|Watching the neighborhood activity in Boulder Creek California with Theo.|
Years ago I sat in the veterinarian waiting room, two mewling cats—sisters Clara and Holly—anxious in cardboards carriers waiting for their annual exam when a woman entered from the parking lot with a cat swaddled in a towel. Thinking about how I’d had to catch my rambunctious ones and wrestle them into their carriers, I was momentarily amazed by how cooperative her cat was, until I saw the rest of her family, wan faced, trailing behind her.
Last night I was that woman; last night we were that family—come to ease the death of our beloved friend.
Winter was hard for Clara. In addition to her twice-daily blood pressure medication, she went on twice daily painkillers. We padded the heated floor mat under my husband’s desk, which became her bed, dressed her in a toddler sweatshirt, cut the front end low on the litter box, placed an automotive drip pad under that, left a night light on. My husband and I weren’t sure she was going to make it until the end of March for our youngest daughter Chrissy to come home during college Spring break and say goodbye to her cat.
|Waking up after a nap on the hot battery backup.|
|Drinking from a pet fountain once she refused to drink standing water from a bowl.|
But the weather grew warmer and Clara rallied. She still jumped from floor to tabletop, enticed by smells of breakfast sausage or ground beef, skidding on her furry feet. She wouldn’t use the cat door to the enclosed cat run, but slipped out the sliding door onto our rooftop deck whenever we opened the screen, and sprawled in sunspots until they disappeared behind trees. Moving to our new house in May, she lounged in the morning sun in the dining room and the adjoining deck, and slept in her heated cat bed under the bathroom sink on gloomy days and at night.
◇ ◇ ◇ ◇ ◇
■ Questions
1/ In the piece about the cat Clara, reproduce the passage from "Last night I" to "to her cat.".
2/ According to the piece about the cat Clara, what did the family dress her in during the winter?
◇ ◇ ◇ ◇ ◇
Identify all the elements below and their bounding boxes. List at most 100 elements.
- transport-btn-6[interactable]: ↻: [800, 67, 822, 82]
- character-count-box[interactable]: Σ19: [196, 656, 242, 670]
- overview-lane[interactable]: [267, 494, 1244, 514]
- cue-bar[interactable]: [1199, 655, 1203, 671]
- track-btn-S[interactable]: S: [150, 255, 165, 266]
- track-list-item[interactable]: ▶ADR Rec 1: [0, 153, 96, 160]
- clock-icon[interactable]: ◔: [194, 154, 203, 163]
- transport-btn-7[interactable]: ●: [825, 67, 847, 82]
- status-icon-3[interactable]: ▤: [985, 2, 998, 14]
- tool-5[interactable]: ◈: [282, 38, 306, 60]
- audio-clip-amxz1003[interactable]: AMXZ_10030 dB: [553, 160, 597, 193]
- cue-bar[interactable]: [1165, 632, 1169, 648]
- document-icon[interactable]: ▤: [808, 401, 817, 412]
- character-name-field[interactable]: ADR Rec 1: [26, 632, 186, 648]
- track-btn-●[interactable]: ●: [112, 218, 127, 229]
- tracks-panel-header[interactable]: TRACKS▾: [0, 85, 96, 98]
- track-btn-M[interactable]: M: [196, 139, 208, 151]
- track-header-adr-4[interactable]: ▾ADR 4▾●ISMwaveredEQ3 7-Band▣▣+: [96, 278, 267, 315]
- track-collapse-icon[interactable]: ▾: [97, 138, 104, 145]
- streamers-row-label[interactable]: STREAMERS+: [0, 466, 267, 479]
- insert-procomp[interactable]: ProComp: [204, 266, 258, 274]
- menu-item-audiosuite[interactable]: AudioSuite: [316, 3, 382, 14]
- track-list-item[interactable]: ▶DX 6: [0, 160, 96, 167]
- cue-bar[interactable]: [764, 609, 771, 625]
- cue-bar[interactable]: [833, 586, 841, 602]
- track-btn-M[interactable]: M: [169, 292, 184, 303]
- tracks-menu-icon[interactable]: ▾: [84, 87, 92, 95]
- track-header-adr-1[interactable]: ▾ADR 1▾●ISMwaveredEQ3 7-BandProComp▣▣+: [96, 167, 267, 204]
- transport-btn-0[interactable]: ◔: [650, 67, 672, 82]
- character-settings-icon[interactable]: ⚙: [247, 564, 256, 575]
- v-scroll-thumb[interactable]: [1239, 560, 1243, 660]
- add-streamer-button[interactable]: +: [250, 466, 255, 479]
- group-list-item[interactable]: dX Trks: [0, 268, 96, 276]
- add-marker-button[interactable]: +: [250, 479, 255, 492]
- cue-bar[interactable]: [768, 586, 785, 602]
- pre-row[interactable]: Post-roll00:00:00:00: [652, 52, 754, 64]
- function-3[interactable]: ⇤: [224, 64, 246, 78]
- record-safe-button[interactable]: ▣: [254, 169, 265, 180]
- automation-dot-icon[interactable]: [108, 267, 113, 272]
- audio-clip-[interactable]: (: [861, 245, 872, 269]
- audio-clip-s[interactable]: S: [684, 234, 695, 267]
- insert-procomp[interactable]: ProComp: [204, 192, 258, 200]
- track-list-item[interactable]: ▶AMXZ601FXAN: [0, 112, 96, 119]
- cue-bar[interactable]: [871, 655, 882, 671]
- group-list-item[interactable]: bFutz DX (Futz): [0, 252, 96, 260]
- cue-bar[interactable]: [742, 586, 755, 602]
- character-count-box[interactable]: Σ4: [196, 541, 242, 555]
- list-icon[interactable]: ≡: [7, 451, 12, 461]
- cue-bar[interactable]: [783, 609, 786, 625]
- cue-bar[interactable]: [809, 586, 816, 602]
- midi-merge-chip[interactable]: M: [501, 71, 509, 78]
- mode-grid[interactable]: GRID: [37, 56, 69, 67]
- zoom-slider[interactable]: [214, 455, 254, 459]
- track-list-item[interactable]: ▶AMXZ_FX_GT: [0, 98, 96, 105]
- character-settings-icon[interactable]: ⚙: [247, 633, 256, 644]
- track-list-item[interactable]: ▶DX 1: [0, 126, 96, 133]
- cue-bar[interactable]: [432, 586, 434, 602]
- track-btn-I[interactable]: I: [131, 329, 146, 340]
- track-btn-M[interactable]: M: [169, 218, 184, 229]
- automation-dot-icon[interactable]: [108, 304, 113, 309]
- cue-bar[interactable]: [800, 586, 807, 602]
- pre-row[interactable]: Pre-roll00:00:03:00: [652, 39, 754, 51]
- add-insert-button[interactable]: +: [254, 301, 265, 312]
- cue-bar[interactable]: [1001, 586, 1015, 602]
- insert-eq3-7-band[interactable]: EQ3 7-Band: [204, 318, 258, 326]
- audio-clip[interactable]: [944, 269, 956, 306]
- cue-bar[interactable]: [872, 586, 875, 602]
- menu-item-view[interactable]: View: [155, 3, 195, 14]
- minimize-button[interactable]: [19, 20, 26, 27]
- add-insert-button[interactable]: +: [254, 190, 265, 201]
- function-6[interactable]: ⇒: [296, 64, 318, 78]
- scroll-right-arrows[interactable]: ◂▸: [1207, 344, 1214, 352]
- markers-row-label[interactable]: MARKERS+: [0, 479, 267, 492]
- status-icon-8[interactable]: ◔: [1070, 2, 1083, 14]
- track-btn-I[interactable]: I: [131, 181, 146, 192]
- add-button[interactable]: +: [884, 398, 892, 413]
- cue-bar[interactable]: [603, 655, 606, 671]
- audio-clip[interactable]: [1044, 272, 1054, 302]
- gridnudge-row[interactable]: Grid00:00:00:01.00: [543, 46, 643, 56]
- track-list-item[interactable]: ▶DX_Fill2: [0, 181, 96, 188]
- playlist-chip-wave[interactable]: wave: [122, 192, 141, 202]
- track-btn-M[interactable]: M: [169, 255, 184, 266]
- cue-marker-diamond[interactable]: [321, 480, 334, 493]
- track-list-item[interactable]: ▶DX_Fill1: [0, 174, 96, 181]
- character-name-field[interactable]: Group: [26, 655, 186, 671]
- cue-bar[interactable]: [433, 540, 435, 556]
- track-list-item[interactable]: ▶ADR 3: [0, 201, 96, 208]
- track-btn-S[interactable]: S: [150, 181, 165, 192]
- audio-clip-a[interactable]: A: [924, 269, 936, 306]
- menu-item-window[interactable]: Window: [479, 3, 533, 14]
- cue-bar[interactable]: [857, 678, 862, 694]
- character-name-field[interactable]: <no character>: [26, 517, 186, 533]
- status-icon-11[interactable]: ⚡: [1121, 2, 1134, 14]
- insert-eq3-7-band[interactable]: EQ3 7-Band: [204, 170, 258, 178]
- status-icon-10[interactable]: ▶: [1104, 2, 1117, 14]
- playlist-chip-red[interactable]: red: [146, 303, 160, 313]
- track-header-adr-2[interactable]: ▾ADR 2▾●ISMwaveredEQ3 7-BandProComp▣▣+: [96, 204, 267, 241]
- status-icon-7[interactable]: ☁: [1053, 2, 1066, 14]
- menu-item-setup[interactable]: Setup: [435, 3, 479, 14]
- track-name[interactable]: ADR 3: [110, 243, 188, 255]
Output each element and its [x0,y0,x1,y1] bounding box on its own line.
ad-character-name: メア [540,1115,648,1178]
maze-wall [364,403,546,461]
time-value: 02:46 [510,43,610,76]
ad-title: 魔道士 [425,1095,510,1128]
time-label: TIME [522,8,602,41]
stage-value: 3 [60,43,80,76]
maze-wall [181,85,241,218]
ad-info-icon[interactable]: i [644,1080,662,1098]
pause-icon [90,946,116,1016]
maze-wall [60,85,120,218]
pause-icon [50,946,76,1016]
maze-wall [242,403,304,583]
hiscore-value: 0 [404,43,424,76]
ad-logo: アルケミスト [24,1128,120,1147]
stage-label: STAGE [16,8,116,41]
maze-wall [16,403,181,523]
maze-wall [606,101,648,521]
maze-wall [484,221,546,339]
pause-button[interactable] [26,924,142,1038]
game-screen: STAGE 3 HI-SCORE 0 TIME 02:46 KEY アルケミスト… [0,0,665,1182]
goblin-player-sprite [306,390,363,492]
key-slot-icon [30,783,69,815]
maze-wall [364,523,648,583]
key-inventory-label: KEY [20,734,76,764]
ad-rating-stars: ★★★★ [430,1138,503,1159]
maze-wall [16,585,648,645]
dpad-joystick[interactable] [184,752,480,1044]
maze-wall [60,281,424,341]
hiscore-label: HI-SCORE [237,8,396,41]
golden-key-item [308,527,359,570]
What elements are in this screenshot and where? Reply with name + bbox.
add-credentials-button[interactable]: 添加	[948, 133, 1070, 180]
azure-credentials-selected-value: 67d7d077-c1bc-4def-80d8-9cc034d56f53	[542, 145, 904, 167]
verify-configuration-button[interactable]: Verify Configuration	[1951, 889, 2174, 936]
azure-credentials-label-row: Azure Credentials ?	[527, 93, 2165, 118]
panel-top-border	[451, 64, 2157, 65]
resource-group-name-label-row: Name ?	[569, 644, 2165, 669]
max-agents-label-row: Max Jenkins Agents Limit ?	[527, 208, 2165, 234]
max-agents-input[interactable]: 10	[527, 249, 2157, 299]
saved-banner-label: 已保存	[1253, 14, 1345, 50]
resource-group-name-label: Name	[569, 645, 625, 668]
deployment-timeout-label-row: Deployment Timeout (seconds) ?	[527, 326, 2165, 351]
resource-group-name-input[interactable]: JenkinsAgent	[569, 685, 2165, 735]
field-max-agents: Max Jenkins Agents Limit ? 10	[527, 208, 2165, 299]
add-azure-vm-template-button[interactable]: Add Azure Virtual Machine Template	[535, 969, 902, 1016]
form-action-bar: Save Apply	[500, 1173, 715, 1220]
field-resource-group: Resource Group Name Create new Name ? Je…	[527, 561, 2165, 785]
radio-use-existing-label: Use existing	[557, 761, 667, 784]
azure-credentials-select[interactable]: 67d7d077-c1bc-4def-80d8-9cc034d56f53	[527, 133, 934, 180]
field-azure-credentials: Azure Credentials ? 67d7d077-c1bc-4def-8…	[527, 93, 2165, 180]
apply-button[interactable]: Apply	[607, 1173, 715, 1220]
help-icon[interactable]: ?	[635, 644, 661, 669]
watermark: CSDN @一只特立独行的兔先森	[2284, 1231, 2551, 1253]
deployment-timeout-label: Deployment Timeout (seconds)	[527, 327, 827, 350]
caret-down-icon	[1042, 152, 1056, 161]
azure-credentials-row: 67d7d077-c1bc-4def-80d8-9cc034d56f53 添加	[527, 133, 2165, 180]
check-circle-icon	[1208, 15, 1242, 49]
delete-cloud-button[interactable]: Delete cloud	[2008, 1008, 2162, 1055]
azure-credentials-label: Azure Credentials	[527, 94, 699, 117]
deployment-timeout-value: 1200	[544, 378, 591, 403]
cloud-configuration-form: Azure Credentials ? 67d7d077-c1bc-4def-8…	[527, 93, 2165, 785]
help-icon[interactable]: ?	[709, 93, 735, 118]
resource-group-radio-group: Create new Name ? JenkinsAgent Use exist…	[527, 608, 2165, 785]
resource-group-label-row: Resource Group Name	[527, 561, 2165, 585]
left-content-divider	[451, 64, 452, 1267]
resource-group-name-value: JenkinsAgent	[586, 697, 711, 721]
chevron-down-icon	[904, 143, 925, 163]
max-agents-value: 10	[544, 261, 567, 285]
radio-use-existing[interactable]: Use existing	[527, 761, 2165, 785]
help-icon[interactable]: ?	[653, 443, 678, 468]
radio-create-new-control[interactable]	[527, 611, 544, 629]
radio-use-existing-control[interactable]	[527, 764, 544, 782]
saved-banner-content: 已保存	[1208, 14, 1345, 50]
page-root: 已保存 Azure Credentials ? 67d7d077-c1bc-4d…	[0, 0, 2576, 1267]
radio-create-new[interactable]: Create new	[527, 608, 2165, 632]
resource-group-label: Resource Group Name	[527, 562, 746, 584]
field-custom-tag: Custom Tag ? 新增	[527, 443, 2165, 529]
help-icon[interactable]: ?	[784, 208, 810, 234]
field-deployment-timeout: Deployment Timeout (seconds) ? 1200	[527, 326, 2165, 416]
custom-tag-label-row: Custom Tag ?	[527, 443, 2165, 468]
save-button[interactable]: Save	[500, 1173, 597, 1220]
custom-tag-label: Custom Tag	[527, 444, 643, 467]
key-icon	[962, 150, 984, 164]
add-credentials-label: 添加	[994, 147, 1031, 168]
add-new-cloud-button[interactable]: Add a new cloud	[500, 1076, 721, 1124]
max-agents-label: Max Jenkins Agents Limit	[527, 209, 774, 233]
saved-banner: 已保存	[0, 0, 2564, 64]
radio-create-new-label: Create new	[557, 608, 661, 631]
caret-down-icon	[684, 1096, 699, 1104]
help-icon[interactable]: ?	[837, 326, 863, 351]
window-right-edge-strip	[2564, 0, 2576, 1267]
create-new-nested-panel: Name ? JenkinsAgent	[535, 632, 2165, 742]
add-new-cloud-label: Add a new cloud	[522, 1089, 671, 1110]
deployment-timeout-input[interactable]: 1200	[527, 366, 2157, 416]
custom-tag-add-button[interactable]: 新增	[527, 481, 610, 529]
◇ ◇ ◇ ◇ ◇
■ Solutions per task
1/
Last night I was that woman; last night we were that family—come to ease the death of our beloved friend.
Winter was hard for Clara. In addition to her twice-daily blood pressure medication, she went on twice daily painkillers. We padded the heated floor mat under my husband’s desk, which became her bed, dressed her in a toddler sweatshirt, cut the front end low on the litter box, placed an automotive drip pad under that, left a night light on. My husband and I weren’t sure she was going to make it until the end of March for our youngest daughter Chrissy to come home during college Spring break and say goodbye to her cat.

2/ A toddler sweatshirt.